• STATED PROBLEM: Print the records below word for word, but leave out the pictures.
# # # #
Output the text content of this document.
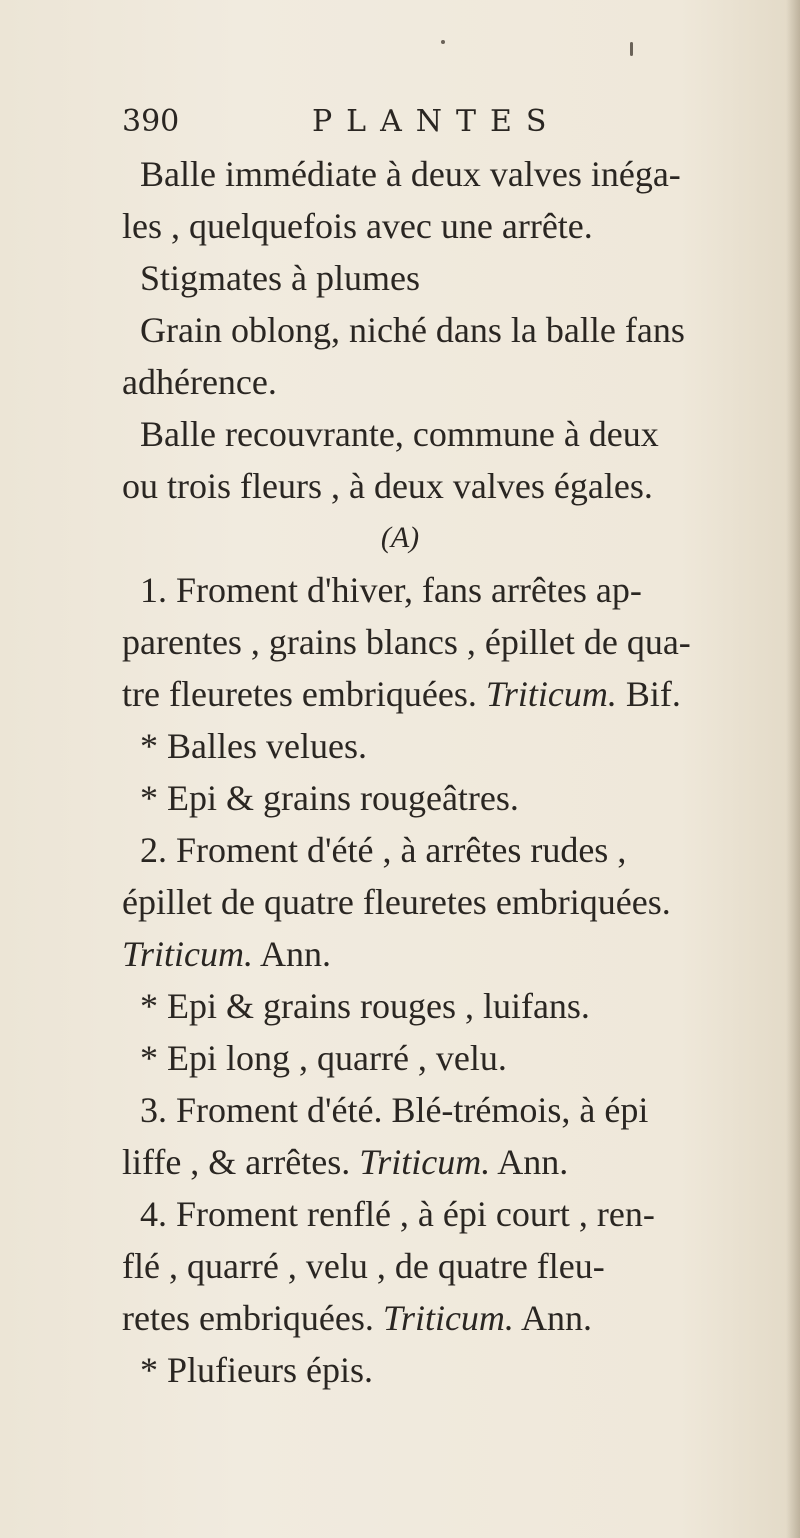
390	PLANTES
Balle immédiate à deux valves inéga-
les , quelquefois avec une arrête.
Stigmates à plumes
Grain oblong, niché dans la balle fans
adhérence.
Balle recouvrante, commune à deux
ou trois fleurs , à deux valves égales.
(A)
1. Froment d'hiver, fans arrêtes ap-
parentes , grains blancs , épillet de qua-
tre fleuretes embriquées. Triticum. Bif.
* Balles velues.
* Epi & grains rougeâtres.
2. Froment d'été , à arrêtes rudes ,
épillet de quatre fleuretes embriquées.
Triticum. Ann.
* Epi & grains rouges , luifans.
* Epi long , quarré , velu.
3. Froment d'été. Blé-trémois, à épi
liffe , & arrêtes. Triticum. Ann.
4. Froment renflé , à épi court , ren-
flé , quarré , velu , de quatre fleu-
retes embriquées. Triticum. Ann.
* Plufieurs épis.
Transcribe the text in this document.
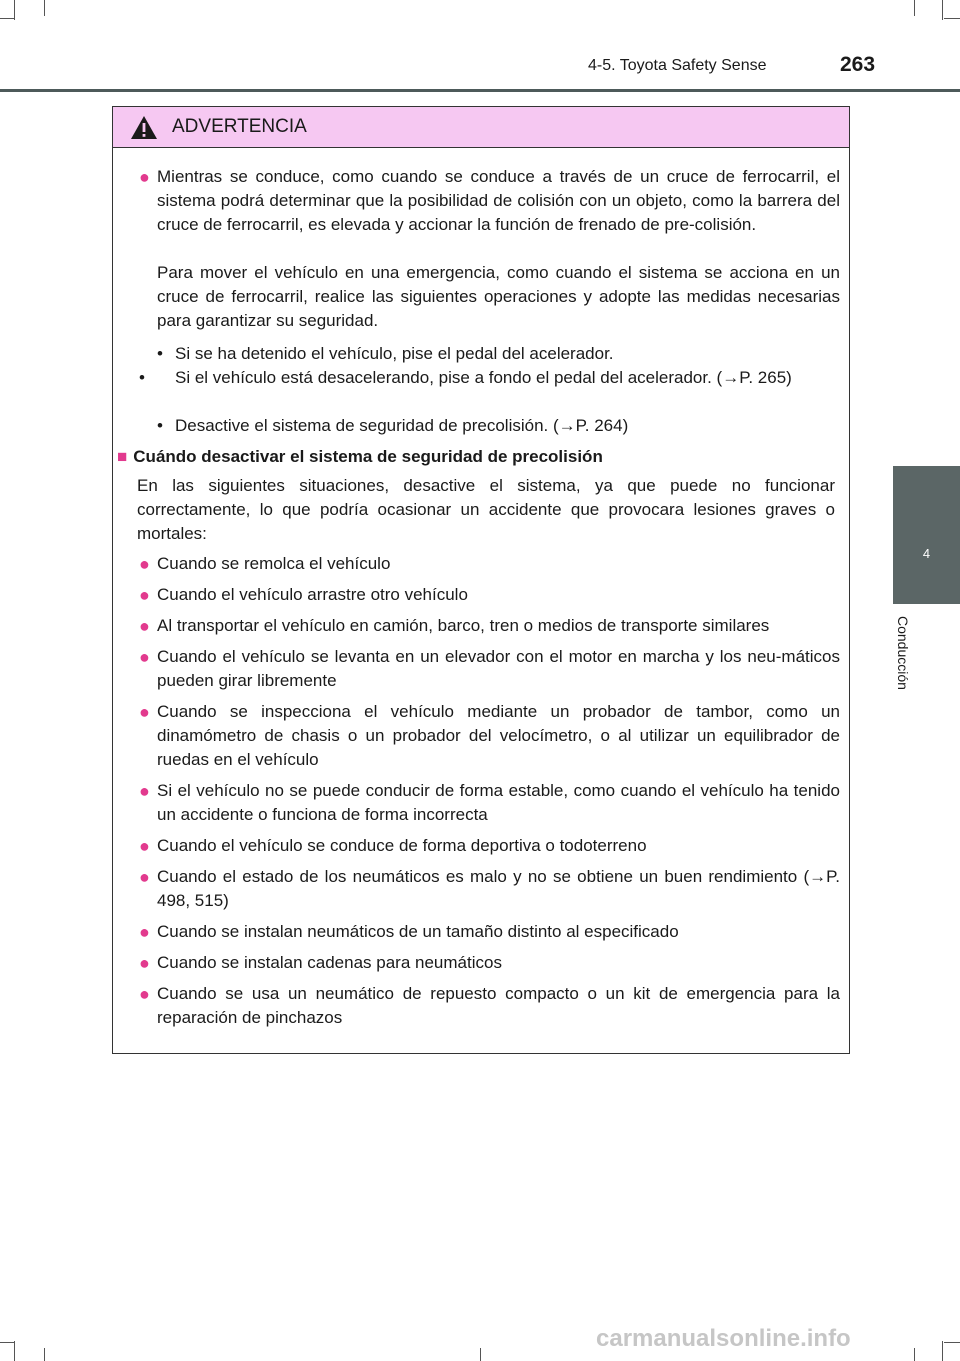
4-5. Toyota Safety Sense	263
4
Conducción
ADVERTENCIA
● Mientras se conduce, como cuando se conduce a través de un cruce de ferrocarril, el sistema podrá determinar que la posibilidad de colisión con un objeto, como la barrera del cruce de ferrocarril, es elevada y accionar la función de frenado de pre-colisión.
Para mover el vehículo en una emergencia, como cuando el sistema se acciona en un cruce de ferrocarril, realice las siguientes operaciones y adopte las medidas necesarias para garantizar su seguridad.
• Si se ha detenido el vehículo, pise el pedal del acelerador.
• Si el vehículo está desacelerando, pise a fondo el pedal del acelerador. (→P. 265)
• Desactive el sistema de seguridad de precolisión. (→P. 264)
■ Cuándo desactivar el sistema de seguridad de precolisión
En las siguientes situaciones, desactive el sistema, ya que puede no funcionar correctamente, lo que podría ocasionar un accidente que provocara lesiones graves o mortales:
● Cuando se remolca el vehículo
● Cuando el vehículo arrastre otro vehículo
● Al transportar el vehículo en camión, barco, tren o medios de transporte similares
● Cuando el vehículo se levanta en un elevador con el motor en marcha y los neu-máticos pueden girar libremente
● Cuando se inspecciona el vehículo mediante un probador de tambor, como un dinamómetro de chasis o un probador del velocímetro, o al utilizar un equilibrador de ruedas en el vehículo
● Si el vehículo no se puede conducir de forma estable, como cuando el vehículo ha tenido un accidente o funciona de forma incorrecta
● Cuando el vehículo se conduce de forma deportiva o todoterreno
● Cuando el estado de los neumáticos es malo y no se obtiene un buen rendimiento (→P. 498, 515)
● Cuando se instalan neumáticos de un tamaño distinto al especificado
● Cuando se instalan cadenas para neumáticos
● Cuando se usa un neumático de repuesto compacto o un kit de emergencia para la reparación de pinchazos
carmanualsonline.info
# # # #
• WRITTEN RESPONSE:
Output the text content of this document.
390	PLANTES
Balle immédiate à deux valves inéga-
les , quelquefois avec une arrête.
Stigmates à plumes
Grain oblong, niché dans la balle fans
adhérence.
Balle recouvrante, commune à deux
ou trois fleurs , à deux valves égales.
(A)
1. Froment d'hiver, fans arrêtes ap-
parentes , grains blancs , épillet de qua-
tre fleuretes embriquées. Triticum. Bif.
* Balles velues.
* Epi & grains rougeâtres.
2. Froment d'été , à arrêtes rudes ,
épillet de quatre fleuretes embriquées.
Triticum. Ann.
* Epi & grains rouges , luifans.
* Epi long , quarré , velu.
3. Froment d'été. Blé-trémois, à épi
liffe , & arrêtes. Triticum. Ann.
4. Froment renflé , à épi court , ren-
flé , quarré , velu , de quatre fleu-
retes embriquées. Triticum. Ann.
* Plufieurs épis.
Transcribe the text in this document.
4-5. Toyota Safety Sense	263
4
Conducción
ADVERTENCIA
● Mientras se conduce, como cuando se conduce a través de un cruce de ferrocarril, el sistema podrá determinar que la posibilidad de colisión con un objeto, como la barrera del cruce de ferrocarril, es elevada y accionar la función de frenado de pre-colisión.
Para mover el vehículo en una emergencia, como cuando el sistema se acciona en un cruce de ferrocarril, realice las siguientes operaciones y adopte las medidas necesarias para garantizar su seguridad.
• Si se ha detenido el vehículo, pise el pedal del acelerador.
• Si el vehículo está desacelerando, pise a fondo el pedal del acelerador. (→P. 265)
• Desactive el sistema de seguridad de precolisión. (→P. 264)
■ Cuándo desactivar el sistema de seguridad de precolisión
En las siguientes situaciones, desactive el sistema, ya que puede no funcionar correctamente, lo que podría ocasionar un accidente que provocara lesiones graves o mortales:
● Cuando se remolca el vehículo
● Cuando el vehículo arrastre otro vehículo
● Al transportar el vehículo en camión, barco, tren o medios de transporte similares
● Cuando el vehículo se levanta en un elevador con el motor en marcha y los neu-máticos pueden girar libremente
● Cuando se inspecciona el vehículo mediante un probador de tambor, como un dinamómetro de chasis o un probador del velocímetro, o al utilizar un equilibrador de ruedas en el vehículo
● Si el vehículo no se puede conducir de forma estable, como cuando el vehículo ha tenido un accidente o funciona de forma incorrecta
● Cuando el vehículo se conduce de forma deportiva o todoterreno
● Cuando el estado de los neumáticos es malo y no se obtiene un buen rendimiento (→P. 498, 515)
● Cuando se instalan neumáticos de un tamaño distinto al especificado
● Cuando se instalan cadenas para neumáticos
● Cuando se usa un neumático de repuesto compacto o un kit de emergencia para la reparación de pinchazos
carmanualsonline.info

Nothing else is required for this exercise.